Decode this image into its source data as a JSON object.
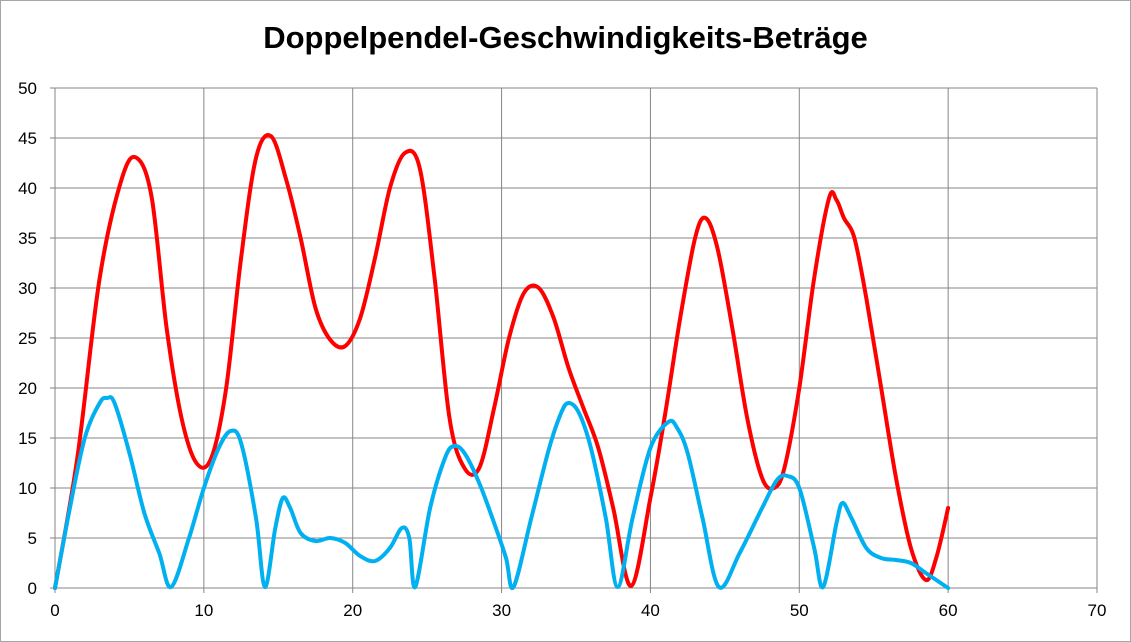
{
  "chart_data": {
    "type": "line",
    "title": "Doppelpendel-Geschwindigkeits-Beträge",
    "xlabel": "",
    "ylabel": "",
    "xlim": [
      0,
      70
    ],
    "ylim": [
      0,
      50
    ],
    "x_ticks": [
      0,
      10,
      20,
      30,
      40,
      50,
      60,
      70
    ],
    "y_ticks": [
      0,
      5,
      10,
      15,
      20,
      25,
      30,
      35,
      40,
      45,
      50
    ],
    "grid": true,
    "legend": "none",
    "smooth": true,
    "series": [
      {
        "color": "#ff0000",
        "points": [
          [
            0,
            0
          ],
          [
            1.5,
            13
          ],
          [
            3,
            31
          ],
          [
            4.5,
            41
          ],
          [
            5.5,
            43
          ],
          [
            6.5,
            39
          ],
          [
            7.5,
            26
          ],
          [
            8.5,
            17
          ],
          [
            9.5,
            12.5
          ],
          [
            10.5,
            13
          ],
          [
            11.5,
            20
          ],
          [
            12.5,
            33
          ],
          [
            13.5,
            43
          ],
          [
            14.5,
            45.2
          ],
          [
            15.5,
            41
          ],
          [
            16.5,
            35
          ],
          [
            17.5,
            28
          ],
          [
            18.5,
            24.8
          ],
          [
            19.5,
            24.2
          ],
          [
            20.5,
            27
          ],
          [
            21.5,
            33
          ],
          [
            22.5,
            40
          ],
          [
            23.5,
            43.5
          ],
          [
            24.5,
            42
          ],
          [
            25.5,
            31
          ],
          [
            26.5,
            17
          ],
          [
            27.5,
            12
          ],
          [
            28.5,
            12
          ],
          [
            29.5,
            18
          ],
          [
            30.5,
            25
          ],
          [
            31.5,
            29.5
          ],
          [
            32.5,
            30
          ],
          [
            33.5,
            27
          ],
          [
            34.5,
            22
          ],
          [
            35.5,
            18
          ],
          [
            36.5,
            14
          ],
          [
            37.5,
            8
          ],
          [
            38.7,
            0.2
          ],
          [
            40,
            9
          ],
          [
            41,
            17.5
          ],
          [
            42,
            27
          ],
          [
            43,
            35
          ],
          [
            43.7,
            37
          ],
          [
            44.5,
            34
          ],
          [
            45.5,
            26
          ],
          [
            46.5,
            17
          ],
          [
            47.5,
            11
          ],
          [
            48.3,
            10
          ],
          [
            49,
            12
          ],
          [
            50,
            20
          ],
          [
            51,
            31
          ],
          [
            52,
            39
          ],
          [
            52.5,
            38.8
          ],
          [
            53,
            37
          ],
          [
            53.7,
            35
          ],
          [
            54.5,
            29
          ],
          [
            55.5,
            20
          ],
          [
            56.5,
            11
          ],
          [
            57.5,
            4
          ],
          [
            58.5,
            0.8
          ],
          [
            59.2,
            3
          ],
          [
            60,
            8
          ]
        ]
      },
      {
        "color": "#00b0f0",
        "points": [
          [
            0,
            0
          ],
          [
            1,
            8
          ],
          [
            2,
            15
          ],
          [
            3,
            18.5
          ],
          [
            3.5,
            19
          ],
          [
            4,
            18.5
          ],
          [
            5,
            13.5
          ],
          [
            6,
            7.5
          ],
          [
            7,
            3.5
          ],
          [
            7.8,
            0.1
          ],
          [
            9,
            5
          ],
          [
            10,
            10
          ],
          [
            11,
            14
          ],
          [
            11.8,
            15.7
          ],
          [
            12.5,
            14.5
          ],
          [
            13.5,
            7
          ],
          [
            14.1,
            0.1
          ],
          [
            14.8,
            6
          ],
          [
            15.3,
            9
          ],
          [
            15.8,
            8
          ],
          [
            16.5,
            5.5
          ],
          [
            17.5,
            4.7
          ],
          [
            18.5,
            5
          ],
          [
            19.5,
            4.5
          ],
          [
            20.5,
            3.2
          ],
          [
            21.5,
            2.7
          ],
          [
            22.5,
            4
          ],
          [
            23.3,
            6
          ],
          [
            23.8,
            5
          ],
          [
            24.2,
            0.1
          ],
          [
            25.2,
            8
          ],
          [
            26.2,
            13
          ],
          [
            26.8,
            14.2
          ],
          [
            27.5,
            13.5
          ],
          [
            28.5,
            10.5
          ],
          [
            29.5,
            6.5
          ],
          [
            30.3,
            3
          ],
          [
            30.8,
            0.1
          ],
          [
            32,
            7
          ],
          [
            33.2,
            14
          ],
          [
            34,
            17.5
          ],
          [
            34.5,
            18.5
          ],
          [
            35.2,
            17.5
          ],
          [
            36,
            14
          ],
          [
            37,
            7
          ],
          [
            37.8,
            0.1
          ],
          [
            38.8,
            7
          ],
          [
            40,
            14
          ],
          [
            41.2,
            16.6
          ],
          [
            41.8,
            16
          ],
          [
            42.5,
            13.5
          ],
          [
            43.5,
            7
          ],
          [
            44.6,
            0.1
          ],
          [
            46,
            3.5
          ],
          [
            47.5,
            8
          ],
          [
            48.5,
            10.8
          ],
          [
            49.2,
            11.2
          ],
          [
            50,
            10
          ],
          [
            51,
            4
          ],
          [
            51.6,
            0.1
          ],
          [
            52.5,
            6.5
          ],
          [
            52.9,
            8.5
          ],
          [
            53.5,
            7
          ],
          [
            54.5,
            4
          ],
          [
            55.5,
            3
          ],
          [
            56.5,
            2.8
          ],
          [
            57.5,
            2.5
          ],
          [
            58.5,
            1.5
          ],
          [
            60,
            0
          ]
        ]
      }
    ]
  }
}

- [Prompt] Copy the records above exactly, omitting every picture.

- [Written solution]
Decode this image into its source data as a JSON object.
{
  "chart_data": {
    "type": "line",
    "title": "Doppelpendel-Geschwindigkeits-Beträge",
    "xlabel": "",
    "ylabel": "",
    "xlim": [
      0,
      70
    ],
    "ylim": [
      0,
      50
    ],
    "x_ticks": [
      0,
      10,
      20,
      30,
      40,
      50,
      60,
      70
    ],
    "y_ticks": [
      0,
      5,
      10,
      15,
      20,
      25,
      30,
      35,
      40,
      45,
      50
    ],
    "grid": true,
    "legend": "none",
    "smooth": true,
    "series": [
      {
        "color": "#ff0000",
        "points": [
          [
            0,
            0
          ],
          [
            1.5,
            13
          ],
          [
            3,
            31
          ],
          [
            4.5,
            41
          ],
          [
            5.5,
            43
          ],
          [
            6.5,
            39
          ],
          [
            7.5,
            26
          ],
          [
            8.5,
            17
          ],
          [
            9.5,
            12.5
          ],
          [
            10.5,
            13
          ],
          [
            11.5,
            20
          ],
          [
            12.5,
            33
          ],
          [
            13.5,
            43
          ],
          [
            14.5,
            45.2
          ],
          [
            15.5,
            41
          ],
          [
            16.5,
            35
          ],
          [
            17.5,
            28
          ],
          [
            18.5,
            24.8
          ],
          [
            19.5,
            24.2
          ],
          [
            20.5,
            27
          ],
          [
            21.5,
            33
          ],
          [
            22.5,
            40
          ],
          [
            23.5,
            43.5
          ],
          [
            24.5,
            42
          ],
          [
            25.5,
            31
          ],
          [
            26.5,
            17
          ],
          [
            27.5,
            12
          ],
          [
            28.5,
            12
          ],
          [
            29.5,
            18
          ],
          [
            30.5,
            25
          ],
          [
            31.5,
            29.5
          ],
          [
            32.5,
            30
          ],
          [
            33.5,
            27
          ],
          [
            34.5,
            22
          ],
          [
            35.5,
            18
          ],
          [
            36.5,
            14
          ],
          [
            37.5,
            8
          ],
          [
            38.7,
            0.2
          ],
          [
            40,
            9
          ],
          [
            41,
            17.5
          ],
          [
            42,
            27
          ],
          [
            43,
            35
          ],
          [
            43.7,
            37
          ],
          [
            44.5,
            34
          ],
          [
            45.5,
            26
          ],
          [
            46.5,
            17
          ],
          [
            47.5,
            11
          ],
          [
            48.3,
            10
          ],
          [
            49,
            12
          ],
          [
            50,
            20
          ],
          [
            51,
            31
          ],
          [
            52,
            39
          ],
          [
            52.5,
            38.8
          ],
          [
            53,
            37
          ],
          [
            53.7,
            35
          ],
          [
            54.5,
            29
          ],
          [
            55.5,
            20
          ],
          [
            56.5,
            11
          ],
          [
            57.5,
            4
          ],
          [
            58.5,
            0.8
          ],
          [
            59.2,
            3
          ],
          [
            60,
            8
          ]
        ]
      },
      {
        "color": "#00b0f0",
        "points": [
          [
            0,
            0
          ],
          [
            1,
            8
          ],
          [
            2,
            15
          ],
          [
            3,
            18.5
          ],
          [
            3.5,
            19
          ],
          [
            4,
            18.5
          ],
          [
            5,
            13.5
          ],
          [
            6,
            7.5
          ],
          [
            7,
            3.5
          ],
          [
            7.8,
            0.1
          ],
          [
            9,
            5
          ],
          [
            10,
            10
          ],
          [
            11,
            14
          ],
          [
            11.8,
            15.7
          ],
          [
            12.5,
            14.5
          ],
          [
            13.5,
            7
          ],
          [
            14.1,
            0.1
          ],
          [
            14.8,
            6
          ],
          [
            15.3,
            9
          ],
          [
            15.8,
            8
          ],
          [
            16.5,
            5.5
          ],
          [
            17.5,
            4.7
          ],
          [
            18.5,
            5
          ],
          [
            19.5,
            4.5
          ],
          [
            20.5,
            3.2
          ],
          [
            21.5,
            2.7
          ],
          [
            22.5,
            4
          ],
          [
            23.3,
            6
          ],
          [
            23.8,
            5
          ],
          [
            24.2,
            0.1
          ],
          [
            25.2,
            8
          ],
          [
            26.2,
            13
          ],
          [
            26.8,
            14.2
          ],
          [
            27.5,
            13.5
          ],
          [
            28.5,
            10.5
          ],
          [
            29.5,
            6.5
          ],
          [
            30.3,
            3
          ],
          [
            30.8,
            0.1
          ],
          [
            32,
            7
          ],
          [
            33.2,
            14
          ],
          [
            34,
            17.5
          ],
          [
            34.5,
            18.5
          ],
          [
            35.2,
            17.5
          ],
          [
            36,
            14
          ],
          [
            37,
            7
          ],
          [
            37.8,
            0.1
          ],
          [
            38.8,
            7
          ],
          [
            40,
            14
          ],
          [
            41.2,
            16.6
          ],
          [
            41.8,
            16
          ],
          [
            42.5,
            13.5
          ],
          [
            43.5,
            7
          ],
          [
            44.6,
            0.1
          ],
          [
            46,
            3.5
          ],
          [
            47.5,
            8
          ],
          [
            48.5,
            10.8
          ],
          [
            49.2,
            11.2
          ],
          [
            50,
            10
          ],
          [
            51,
            4
          ],
          [
            51.6,
            0.1
          ],
          [
            52.5,
            6.5
          ],
          [
            52.9,
            8.5
          ],
          [
            53.5,
            7
          ],
          [
            54.5,
            4
          ],
          [
            55.5,
            3
          ],
          [
            56.5,
            2.8
          ],
          [
            57.5,
            2.5
          ],
          [
            58.5,
            1.5
          ],
          [
            60,
            0
          ]
        ]
      }
    ]
  }
}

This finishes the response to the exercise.